**Exercise directions**.
Write out each entry again. Keep every word exactly as it is.

**Material for the task**.
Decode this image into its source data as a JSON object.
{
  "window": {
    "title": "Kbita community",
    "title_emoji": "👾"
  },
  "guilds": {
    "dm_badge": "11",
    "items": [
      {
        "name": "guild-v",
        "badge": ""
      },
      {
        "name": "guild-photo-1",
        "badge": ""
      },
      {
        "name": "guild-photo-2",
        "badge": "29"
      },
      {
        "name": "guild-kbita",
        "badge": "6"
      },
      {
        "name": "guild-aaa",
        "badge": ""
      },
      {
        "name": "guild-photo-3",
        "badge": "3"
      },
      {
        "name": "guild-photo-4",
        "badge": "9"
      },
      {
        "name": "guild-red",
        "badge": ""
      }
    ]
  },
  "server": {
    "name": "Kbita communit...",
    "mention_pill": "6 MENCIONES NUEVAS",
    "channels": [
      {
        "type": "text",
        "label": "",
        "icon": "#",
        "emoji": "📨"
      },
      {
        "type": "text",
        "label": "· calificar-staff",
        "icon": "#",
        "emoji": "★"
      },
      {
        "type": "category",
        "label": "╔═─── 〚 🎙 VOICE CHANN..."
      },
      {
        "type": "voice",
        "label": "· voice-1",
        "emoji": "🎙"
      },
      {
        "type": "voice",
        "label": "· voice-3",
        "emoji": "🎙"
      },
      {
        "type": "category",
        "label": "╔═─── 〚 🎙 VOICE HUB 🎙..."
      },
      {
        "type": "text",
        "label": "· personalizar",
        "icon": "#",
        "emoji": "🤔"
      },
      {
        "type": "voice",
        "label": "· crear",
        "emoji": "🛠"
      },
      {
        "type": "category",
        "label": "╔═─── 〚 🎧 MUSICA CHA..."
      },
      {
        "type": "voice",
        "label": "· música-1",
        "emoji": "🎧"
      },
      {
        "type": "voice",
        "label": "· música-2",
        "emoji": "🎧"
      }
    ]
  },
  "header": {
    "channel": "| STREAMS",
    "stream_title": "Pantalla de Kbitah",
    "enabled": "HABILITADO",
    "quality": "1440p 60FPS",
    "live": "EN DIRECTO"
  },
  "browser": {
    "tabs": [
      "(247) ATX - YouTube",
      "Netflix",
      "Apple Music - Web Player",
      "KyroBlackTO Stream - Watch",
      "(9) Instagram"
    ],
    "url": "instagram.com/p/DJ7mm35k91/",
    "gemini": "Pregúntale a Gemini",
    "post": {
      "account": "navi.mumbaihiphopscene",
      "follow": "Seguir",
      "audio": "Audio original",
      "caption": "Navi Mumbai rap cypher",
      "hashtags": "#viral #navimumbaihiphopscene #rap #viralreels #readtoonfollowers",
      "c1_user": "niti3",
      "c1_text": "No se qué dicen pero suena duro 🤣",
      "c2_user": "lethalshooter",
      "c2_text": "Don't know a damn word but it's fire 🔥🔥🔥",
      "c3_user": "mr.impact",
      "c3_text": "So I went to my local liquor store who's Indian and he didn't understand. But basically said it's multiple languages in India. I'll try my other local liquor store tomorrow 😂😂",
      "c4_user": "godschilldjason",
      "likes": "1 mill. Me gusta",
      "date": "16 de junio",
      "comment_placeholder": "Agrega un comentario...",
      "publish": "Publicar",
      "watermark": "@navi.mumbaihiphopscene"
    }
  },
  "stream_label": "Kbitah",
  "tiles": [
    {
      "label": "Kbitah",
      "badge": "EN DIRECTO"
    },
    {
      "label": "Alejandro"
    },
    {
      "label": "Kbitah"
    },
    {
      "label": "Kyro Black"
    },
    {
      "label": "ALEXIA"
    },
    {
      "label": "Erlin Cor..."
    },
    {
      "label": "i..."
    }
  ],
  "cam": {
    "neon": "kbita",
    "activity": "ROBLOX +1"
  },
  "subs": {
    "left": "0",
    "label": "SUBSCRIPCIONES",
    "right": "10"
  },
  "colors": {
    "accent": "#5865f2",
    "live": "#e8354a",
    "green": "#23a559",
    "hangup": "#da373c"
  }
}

**Result of the task**.
Decode this image into its source data as a JSON object.
{
  "window": {
    "title": "Kbita community",
    "title_emoji": "👾"
  },
  "guilds": {
    "dm_badge": "11",
    "items": [
      {
        "name": "guild-v",
        "badge": ""
      },
      {
        "name": "guild-photo-1",
        "badge": ""
      },
      {
        "name": "guild-photo-2",
        "badge": "29"
      },
      {
        "name": "guild-kbita",
        "badge": "6"
      },
      {
        "name": "guild-aaa",
        "badge": ""
      },
      {
        "name": "guild-photo-3",
        "badge": "3"
      },
      {
        "name": "guild-photo-4",
        "badge": "9"
      },
      {
        "name": "guild-red",
        "badge": ""
      }
    ]
  },
  "server": {
    "name": "Kbita communit...",
    "mention_pill": "6 MENCIONES NUEVAS",
    "channels": [
      {
        "type": "text",
        "label": "",
        "icon": "#",
        "emoji": "📨"
      },
      {
        "type": "text",
        "label": "· calificar-staff",
        "icon": "#",
        "emoji": "★"
      },
      {
        "type": "category",
        "label": "╔═─── 〚 🎙 VOICE CHANN..."
      },
      {
        "type": "voice",
        "label": "· voice-1",
        "emoji": "🎙"
      },
      {
        "type": "voice",
        "label": "· voice-3",
        "emoji": "🎙"
      },
      {
        "type": "category",
        "label": "╔═─── 〚 🎙 VOICE HUB 🎙..."
      },
      {
        "type": "text",
        "label": "· personalizar",
        "icon": "#",
        "emoji": "🤔"
      },
      {
        "type": "voice",
        "label": "· crear",
        "emoji": "🛠"
      },
      {
        "type": "category",
        "label": "╔═─── 〚 🎧 MUSICA CHA..."
      },
      {
        "type": "voice",
        "label": "· música-1",
        "emoji": "🎧"
      },
      {
        "type": "voice",
        "label": "· música-2",
        "emoji": "🎧"
      }
    ]
  },
  "header": {
    "channel": "| STREAMS",
    "stream_title": "Pantalla de Kbitah",
    "enabled": "HABILITADO",
    "quality": "1440p 60FPS",
    "live": "EN DIRECTO"
  },
  "browser": {
    "tabs": [
      "(247) ATX - YouTube",
      "Netflix",
      "Apple Music - Web Player",
      "KyroBlackTO Stream - Watch",
      "(9) Instagram"
    ],
    "url": "instagram.com/p/DJ7mm35k91/",
    "gemini": "Pregúntale a Gemini",
    "post": {
      "account": "navi.mumbaihiphopscene",
      "follow": "Seguir",
      "audio": "Audio original",
      "caption": "Navi Mumbai rap cypher",
      "hashtags": "#viral #navimumbaihiphopscene #rap #viralreels #readtoonfollowers",
      "c1_user": "niti3",
      "c1_text": "No se qué dicen pero suena duro 🤣",
      "c2_user": "lethalshooter",
      "c2_text": "Don't know a damn word but it's fire 🔥🔥🔥",
      "c3_user": "mr.impact",
      "c3_text": "So I went to my local liquor store who's Indian and he didn't understand. But basically said it's multiple languages in India. I'll try my other local liquor store tomorrow 😂😂",
      "c4_user": "godschilldjason",
      "likes": "1 mill. Me gusta",
      "date": "16 de junio",
      "comment_placeholder": "Agrega un comentario...",
      "publish": "Publicar",
      "watermark": "@navi.mumbaihiphopscene"
    }
  },
  "stream_label": "Kbitah",
  "tiles": [
    {
      "label": "Kbitah",
      "badge": "EN DIRECTO"
    },
    {
      "label": "Alejandro"
    },
    {
      "label": "Kbitah"
    },
    {
      "label": "Kyro Black"
    },
    {
      "label": "ALEXIA"
    },
    {
      "label": "Erlin Cor..."
    },
    {
      "label": "i..."
    }
  ],
  "cam": {
    "neon": "kbita",
    "activity": "ROBLOX +1"
  },
  "subs": {
    "left": "0",
    "label": "SUBSCRIPCIONES",
    "right": "10"
  },
  "colors": {
    "accent": "#5865f2",
    "live": "#e8354a",
    "green": "#23a559",
    "hangup": "#da373c"
  }
}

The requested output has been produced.